'''
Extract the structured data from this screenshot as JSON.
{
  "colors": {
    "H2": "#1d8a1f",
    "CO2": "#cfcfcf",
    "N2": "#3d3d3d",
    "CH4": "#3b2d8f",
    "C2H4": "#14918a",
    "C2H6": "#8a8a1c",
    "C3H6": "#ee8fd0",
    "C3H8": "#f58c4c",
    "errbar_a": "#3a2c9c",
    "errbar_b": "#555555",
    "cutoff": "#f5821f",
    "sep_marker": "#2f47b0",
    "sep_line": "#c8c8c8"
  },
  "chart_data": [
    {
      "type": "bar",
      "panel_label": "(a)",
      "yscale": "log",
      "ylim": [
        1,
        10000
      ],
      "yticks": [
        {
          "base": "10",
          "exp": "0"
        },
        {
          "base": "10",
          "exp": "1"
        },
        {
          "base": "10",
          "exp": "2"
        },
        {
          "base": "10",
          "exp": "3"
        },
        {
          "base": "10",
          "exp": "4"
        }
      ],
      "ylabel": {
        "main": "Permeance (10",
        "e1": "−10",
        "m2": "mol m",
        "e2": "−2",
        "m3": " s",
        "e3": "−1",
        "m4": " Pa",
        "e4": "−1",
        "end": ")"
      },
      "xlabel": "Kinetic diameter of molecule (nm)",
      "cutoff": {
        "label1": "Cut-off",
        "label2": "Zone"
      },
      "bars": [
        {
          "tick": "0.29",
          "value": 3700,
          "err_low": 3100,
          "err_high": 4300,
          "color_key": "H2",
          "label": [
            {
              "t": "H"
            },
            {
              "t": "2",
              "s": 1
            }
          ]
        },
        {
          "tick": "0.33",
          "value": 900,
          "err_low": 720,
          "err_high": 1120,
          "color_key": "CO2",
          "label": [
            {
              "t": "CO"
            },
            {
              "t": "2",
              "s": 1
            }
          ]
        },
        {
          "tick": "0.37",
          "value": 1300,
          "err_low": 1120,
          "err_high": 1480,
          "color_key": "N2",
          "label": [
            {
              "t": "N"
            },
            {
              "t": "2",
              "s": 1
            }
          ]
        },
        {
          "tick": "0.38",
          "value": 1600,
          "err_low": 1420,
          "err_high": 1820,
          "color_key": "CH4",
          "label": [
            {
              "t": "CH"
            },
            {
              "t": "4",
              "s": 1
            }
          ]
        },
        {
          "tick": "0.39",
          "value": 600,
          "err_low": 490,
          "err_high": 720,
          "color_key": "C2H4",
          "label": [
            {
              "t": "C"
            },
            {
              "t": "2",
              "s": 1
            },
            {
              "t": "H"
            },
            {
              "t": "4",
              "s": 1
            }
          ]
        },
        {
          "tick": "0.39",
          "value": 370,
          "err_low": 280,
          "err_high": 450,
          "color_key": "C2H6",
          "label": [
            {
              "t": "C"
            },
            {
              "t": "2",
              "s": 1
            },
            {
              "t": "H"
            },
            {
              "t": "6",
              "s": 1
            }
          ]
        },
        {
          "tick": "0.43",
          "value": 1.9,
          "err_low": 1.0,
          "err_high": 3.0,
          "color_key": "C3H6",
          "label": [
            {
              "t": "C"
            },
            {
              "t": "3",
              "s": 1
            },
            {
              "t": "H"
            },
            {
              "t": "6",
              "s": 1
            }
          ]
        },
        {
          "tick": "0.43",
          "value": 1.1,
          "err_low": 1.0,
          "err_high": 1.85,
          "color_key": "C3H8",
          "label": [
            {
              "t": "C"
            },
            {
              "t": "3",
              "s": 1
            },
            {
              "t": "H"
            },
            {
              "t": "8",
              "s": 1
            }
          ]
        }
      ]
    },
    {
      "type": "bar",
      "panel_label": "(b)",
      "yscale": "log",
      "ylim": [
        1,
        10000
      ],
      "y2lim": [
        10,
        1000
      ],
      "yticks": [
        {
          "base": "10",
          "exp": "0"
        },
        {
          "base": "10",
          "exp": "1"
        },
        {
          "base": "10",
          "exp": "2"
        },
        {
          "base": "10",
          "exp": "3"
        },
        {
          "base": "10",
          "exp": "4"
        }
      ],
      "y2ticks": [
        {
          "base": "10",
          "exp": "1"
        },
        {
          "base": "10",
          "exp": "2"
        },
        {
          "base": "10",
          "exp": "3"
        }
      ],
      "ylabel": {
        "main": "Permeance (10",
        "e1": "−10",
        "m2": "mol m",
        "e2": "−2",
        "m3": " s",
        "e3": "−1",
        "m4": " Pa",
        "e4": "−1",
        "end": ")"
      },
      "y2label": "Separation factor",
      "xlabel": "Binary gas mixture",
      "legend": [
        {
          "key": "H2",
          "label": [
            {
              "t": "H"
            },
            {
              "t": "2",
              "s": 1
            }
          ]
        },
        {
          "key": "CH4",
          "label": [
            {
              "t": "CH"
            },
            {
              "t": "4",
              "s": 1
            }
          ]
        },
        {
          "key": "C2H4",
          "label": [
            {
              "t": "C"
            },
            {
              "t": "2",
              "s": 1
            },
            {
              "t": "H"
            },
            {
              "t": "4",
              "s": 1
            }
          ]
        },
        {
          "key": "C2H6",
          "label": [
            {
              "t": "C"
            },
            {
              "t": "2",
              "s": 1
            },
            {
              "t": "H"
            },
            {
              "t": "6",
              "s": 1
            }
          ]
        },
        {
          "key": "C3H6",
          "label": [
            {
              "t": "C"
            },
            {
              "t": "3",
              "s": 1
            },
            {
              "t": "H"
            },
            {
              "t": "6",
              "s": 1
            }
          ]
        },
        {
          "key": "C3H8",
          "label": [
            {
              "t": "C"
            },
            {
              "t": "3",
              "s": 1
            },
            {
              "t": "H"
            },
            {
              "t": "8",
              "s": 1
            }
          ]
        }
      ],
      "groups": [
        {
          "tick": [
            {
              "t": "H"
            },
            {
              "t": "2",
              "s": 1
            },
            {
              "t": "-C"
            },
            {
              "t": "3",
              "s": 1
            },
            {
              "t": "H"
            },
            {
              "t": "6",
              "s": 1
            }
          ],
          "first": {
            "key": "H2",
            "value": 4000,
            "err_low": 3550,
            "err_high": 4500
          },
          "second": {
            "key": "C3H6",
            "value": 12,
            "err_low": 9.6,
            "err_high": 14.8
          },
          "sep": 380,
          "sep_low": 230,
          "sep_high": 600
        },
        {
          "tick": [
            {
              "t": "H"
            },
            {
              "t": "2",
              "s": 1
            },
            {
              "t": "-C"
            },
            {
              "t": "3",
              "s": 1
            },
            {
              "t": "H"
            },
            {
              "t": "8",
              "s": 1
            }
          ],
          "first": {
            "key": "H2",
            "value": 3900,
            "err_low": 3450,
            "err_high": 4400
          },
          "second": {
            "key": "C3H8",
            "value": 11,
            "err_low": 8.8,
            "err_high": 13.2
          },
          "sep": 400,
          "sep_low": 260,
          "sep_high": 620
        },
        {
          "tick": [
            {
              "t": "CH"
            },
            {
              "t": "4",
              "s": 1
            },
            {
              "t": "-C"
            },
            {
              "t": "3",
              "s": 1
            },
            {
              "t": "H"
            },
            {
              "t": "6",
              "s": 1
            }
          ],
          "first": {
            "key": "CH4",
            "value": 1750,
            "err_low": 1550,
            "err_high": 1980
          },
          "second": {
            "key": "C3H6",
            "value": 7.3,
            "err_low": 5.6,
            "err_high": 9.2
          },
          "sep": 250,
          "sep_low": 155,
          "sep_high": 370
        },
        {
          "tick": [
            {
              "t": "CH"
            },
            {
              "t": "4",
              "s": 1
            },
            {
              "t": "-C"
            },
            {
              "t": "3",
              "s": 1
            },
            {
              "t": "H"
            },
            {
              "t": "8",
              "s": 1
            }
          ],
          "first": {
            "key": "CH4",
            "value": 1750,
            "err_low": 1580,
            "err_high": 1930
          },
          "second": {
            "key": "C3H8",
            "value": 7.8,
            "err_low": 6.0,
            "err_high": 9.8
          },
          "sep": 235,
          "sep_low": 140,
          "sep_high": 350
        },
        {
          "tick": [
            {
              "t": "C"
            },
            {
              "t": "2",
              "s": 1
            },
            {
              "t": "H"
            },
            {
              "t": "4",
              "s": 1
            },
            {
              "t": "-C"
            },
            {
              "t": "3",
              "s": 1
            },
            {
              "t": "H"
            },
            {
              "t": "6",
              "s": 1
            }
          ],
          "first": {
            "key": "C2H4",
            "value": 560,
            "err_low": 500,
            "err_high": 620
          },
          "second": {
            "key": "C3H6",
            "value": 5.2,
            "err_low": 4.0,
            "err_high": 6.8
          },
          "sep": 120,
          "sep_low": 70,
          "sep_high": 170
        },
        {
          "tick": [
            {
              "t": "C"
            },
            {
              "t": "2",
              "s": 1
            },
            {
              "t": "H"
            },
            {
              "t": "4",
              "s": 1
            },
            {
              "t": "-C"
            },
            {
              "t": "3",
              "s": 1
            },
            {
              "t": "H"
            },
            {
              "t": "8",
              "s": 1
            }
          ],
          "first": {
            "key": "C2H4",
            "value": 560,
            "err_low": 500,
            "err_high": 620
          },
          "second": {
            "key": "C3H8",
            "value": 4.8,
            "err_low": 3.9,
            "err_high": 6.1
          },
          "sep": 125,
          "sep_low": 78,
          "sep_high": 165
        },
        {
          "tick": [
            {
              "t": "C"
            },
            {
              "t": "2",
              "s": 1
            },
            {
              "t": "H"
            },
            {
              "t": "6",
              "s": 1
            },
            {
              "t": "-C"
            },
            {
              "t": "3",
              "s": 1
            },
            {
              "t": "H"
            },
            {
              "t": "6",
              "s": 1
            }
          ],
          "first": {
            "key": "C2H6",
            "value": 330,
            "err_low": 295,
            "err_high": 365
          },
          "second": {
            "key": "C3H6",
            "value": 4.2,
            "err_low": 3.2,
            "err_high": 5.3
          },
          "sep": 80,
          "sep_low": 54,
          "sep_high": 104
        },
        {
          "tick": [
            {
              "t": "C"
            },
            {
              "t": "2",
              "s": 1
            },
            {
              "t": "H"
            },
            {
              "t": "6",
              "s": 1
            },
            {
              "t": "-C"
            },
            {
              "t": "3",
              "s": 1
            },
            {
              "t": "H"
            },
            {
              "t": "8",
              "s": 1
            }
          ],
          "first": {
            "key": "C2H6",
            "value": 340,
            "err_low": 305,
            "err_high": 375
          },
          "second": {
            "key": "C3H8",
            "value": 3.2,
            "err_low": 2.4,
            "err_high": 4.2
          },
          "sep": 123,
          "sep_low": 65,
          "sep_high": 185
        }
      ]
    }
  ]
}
'''
Instructions for the task: Copy every line in the listing above where the string "xlabel" turns up.

Result for this task:
      "xlabel": "Kinetic diameter of molecule (nm)",
      "xlabel": "Binary gas mixture",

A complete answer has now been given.